YOUR TASK. Reproduce every line of the data below verbatim, keeping each line's order and wording.

(Box annotation data)

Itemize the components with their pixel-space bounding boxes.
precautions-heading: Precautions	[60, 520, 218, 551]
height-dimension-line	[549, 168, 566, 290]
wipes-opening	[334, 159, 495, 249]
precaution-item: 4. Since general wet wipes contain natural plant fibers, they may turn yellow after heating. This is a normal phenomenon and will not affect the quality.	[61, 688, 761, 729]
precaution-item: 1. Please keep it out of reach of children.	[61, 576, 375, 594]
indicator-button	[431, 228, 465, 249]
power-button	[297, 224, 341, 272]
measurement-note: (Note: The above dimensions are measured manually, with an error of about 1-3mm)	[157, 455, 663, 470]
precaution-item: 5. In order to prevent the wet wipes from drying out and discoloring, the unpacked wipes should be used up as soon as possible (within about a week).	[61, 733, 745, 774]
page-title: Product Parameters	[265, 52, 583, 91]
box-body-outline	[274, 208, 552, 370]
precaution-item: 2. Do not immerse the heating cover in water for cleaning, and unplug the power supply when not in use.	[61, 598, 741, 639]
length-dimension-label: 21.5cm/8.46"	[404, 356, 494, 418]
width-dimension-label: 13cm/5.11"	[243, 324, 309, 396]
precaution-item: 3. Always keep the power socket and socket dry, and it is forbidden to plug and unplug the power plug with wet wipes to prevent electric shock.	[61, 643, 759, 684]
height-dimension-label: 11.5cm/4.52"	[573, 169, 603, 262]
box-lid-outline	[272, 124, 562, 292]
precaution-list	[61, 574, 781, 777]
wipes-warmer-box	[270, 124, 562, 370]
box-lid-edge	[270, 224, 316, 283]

SOLUTION FOR THIS TASK.
Itemize the components with their pixel-space bounding boxes.
precautions-heading: Precautions	[60, 520, 218, 551]
height-dimension-line	[549, 168, 566, 290]
wipes-opening	[334, 159, 495, 249]
precaution-item: 4. Since general wet wipes contain natural plant fibers, they may turn yellow after heating. This is a normal phenomenon and will not affect the quality.	[61, 688, 761, 729]
precaution-item: 1. Please keep it out of reach of children.	[61, 576, 375, 594]
indicator-button	[431, 228, 465, 249]
power-button	[297, 224, 341, 272]
measurement-note: (Note: The above dimensions are measured manually, with an error of about 1-3mm)	[157, 455, 663, 470]
precaution-item: 5. In order to prevent the wet wipes from drying out and discoloring, the unpacked wipes should be used up as soon as possible (within about a week).	[61, 733, 745, 774]
page-title: Product Parameters	[265, 52, 583, 91]
box-body-outline	[274, 208, 552, 370]
precaution-item: 2. Do not immerse the heating cover in water for cleaning, and unplug the power supply when not in use.	[61, 598, 741, 639]
length-dimension-label: 21.5cm/8.46"	[404, 356, 494, 418]
width-dimension-label: 13cm/5.11"	[243, 324, 309, 396]
precaution-item: 3. Always keep the power socket and socket dry, and it is forbidden to plug and unplug the power plug with wet wipes to prevent electric shock.	[61, 643, 759, 684]
height-dimension-label: 11.5cm/4.52"	[573, 169, 603, 262]
box-lid-outline	[272, 124, 562, 292]
precaution-list	[61, 574, 781, 777]
wipes-warmer-box	[270, 124, 562, 370]
box-lid-edge	[270, 224, 316, 283]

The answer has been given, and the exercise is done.